WRITTEN TASK —
Filter the listing and keep only the lines with the word "helps".

WORKING DATA —
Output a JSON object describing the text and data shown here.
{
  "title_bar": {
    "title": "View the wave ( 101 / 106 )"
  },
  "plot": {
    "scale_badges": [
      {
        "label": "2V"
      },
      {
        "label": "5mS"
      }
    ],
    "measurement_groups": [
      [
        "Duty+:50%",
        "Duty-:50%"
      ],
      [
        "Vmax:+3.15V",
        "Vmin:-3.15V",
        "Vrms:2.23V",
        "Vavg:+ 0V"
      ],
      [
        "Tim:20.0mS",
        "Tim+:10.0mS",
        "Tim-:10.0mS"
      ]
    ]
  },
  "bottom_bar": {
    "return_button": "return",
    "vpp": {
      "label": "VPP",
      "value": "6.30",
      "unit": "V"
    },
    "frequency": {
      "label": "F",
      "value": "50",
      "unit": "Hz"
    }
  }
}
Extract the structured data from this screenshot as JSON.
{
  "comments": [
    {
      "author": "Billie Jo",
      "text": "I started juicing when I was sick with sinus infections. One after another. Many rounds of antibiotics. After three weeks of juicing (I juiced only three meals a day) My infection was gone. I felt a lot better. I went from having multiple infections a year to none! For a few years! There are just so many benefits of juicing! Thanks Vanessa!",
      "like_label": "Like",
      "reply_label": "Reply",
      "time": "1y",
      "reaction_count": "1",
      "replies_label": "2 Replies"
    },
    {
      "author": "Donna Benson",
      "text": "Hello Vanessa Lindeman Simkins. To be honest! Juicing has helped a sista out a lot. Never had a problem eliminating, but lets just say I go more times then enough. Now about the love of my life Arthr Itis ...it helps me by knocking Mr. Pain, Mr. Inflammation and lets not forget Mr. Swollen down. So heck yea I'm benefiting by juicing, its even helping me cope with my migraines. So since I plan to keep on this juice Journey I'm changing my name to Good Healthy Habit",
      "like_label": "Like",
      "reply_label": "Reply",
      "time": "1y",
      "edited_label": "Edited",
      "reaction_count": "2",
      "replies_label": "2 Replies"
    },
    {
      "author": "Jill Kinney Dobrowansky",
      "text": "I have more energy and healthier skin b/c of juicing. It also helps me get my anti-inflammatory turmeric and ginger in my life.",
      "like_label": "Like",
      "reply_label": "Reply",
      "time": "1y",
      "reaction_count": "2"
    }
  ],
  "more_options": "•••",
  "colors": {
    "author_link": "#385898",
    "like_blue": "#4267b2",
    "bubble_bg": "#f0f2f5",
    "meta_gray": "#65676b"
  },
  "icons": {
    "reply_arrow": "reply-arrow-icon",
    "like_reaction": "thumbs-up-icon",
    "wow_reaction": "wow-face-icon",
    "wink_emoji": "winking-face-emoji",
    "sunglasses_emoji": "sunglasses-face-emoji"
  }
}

OUTPUT BELOW —
      "text": "Hello Vanessa Lindeman Simkins. To be honest! Juicing has helped a sista out a lot. Never had a problem eliminating, but lets just say I go more times then enough. Now about the love of my life Arthr Itis ...it helps me by knocking Mr. Pain, Mr. Inflammation and lets not forget Mr. Swollen down. So heck yea I'm benefiting by juicing, its even helping me cope with my migraines. So since I plan to keep on this juice Journey I'm changing my name to Good Healthy Habit",
      "text": "I have more energy and healthier skin b/c of juicing. It also helps me get my anti-inflammatory turmeric and ginger in my life.",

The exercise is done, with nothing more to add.